PROBLEM TO SOLVE
One number is all that is asked for: the number of lines below that hold the string "this".
-- Opening Marker --
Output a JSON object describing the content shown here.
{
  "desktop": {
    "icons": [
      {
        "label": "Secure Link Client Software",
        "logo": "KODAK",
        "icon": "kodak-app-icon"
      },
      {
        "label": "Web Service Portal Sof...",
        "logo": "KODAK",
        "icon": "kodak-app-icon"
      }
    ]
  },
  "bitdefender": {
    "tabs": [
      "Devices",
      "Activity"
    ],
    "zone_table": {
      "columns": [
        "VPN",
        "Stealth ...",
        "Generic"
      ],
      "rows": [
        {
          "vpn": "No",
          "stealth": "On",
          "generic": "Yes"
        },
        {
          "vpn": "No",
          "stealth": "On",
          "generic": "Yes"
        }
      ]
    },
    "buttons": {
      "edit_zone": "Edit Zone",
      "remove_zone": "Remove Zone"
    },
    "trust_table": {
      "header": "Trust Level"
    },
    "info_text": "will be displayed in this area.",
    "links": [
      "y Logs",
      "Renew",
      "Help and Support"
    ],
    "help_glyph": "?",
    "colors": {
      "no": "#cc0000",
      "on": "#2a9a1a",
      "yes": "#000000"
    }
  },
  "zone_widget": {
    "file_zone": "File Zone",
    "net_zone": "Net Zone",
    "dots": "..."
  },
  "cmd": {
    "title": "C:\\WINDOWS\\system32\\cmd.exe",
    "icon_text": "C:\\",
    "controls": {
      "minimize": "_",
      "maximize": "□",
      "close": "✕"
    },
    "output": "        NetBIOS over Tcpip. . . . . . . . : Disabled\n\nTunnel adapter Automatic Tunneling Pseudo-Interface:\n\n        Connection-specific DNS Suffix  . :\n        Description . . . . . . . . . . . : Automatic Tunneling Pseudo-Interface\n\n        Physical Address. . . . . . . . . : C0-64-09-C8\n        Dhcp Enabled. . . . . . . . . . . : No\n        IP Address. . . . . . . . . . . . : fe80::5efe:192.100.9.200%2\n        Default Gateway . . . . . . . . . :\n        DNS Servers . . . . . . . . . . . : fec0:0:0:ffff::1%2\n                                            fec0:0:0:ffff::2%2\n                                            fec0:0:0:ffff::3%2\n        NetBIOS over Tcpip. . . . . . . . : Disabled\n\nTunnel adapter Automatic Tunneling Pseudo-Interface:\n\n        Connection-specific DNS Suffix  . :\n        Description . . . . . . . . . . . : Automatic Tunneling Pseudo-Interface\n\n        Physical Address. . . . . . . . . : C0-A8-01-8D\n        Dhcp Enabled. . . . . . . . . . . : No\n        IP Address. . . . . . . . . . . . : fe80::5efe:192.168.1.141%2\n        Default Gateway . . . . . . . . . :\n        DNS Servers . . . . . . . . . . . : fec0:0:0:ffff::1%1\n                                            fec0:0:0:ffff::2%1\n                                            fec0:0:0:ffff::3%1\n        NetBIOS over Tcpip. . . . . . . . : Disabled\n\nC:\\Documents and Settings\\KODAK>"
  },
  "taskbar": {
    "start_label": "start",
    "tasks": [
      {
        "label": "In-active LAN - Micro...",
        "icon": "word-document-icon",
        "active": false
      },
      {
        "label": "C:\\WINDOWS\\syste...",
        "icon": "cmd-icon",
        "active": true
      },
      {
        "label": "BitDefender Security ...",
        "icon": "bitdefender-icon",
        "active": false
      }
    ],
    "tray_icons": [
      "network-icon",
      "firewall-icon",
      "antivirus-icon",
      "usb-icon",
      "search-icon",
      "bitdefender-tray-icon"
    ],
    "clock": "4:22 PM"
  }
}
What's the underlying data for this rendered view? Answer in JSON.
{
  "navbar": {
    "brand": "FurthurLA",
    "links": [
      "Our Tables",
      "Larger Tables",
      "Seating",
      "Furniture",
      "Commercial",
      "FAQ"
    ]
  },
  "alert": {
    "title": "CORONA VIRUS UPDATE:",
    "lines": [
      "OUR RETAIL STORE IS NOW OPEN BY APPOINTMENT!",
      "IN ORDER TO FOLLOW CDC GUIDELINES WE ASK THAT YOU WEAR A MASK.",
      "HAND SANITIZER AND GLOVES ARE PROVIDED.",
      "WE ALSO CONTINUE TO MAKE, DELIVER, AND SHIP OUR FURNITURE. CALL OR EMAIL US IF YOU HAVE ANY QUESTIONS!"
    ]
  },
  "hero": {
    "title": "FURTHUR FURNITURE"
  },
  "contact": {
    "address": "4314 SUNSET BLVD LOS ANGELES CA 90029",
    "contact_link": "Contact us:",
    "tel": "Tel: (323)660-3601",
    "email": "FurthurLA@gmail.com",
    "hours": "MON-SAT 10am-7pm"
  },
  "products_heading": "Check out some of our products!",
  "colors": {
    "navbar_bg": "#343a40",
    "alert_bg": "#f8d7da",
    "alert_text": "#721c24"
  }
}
-- Closing Marker --
FINISHED TASK
2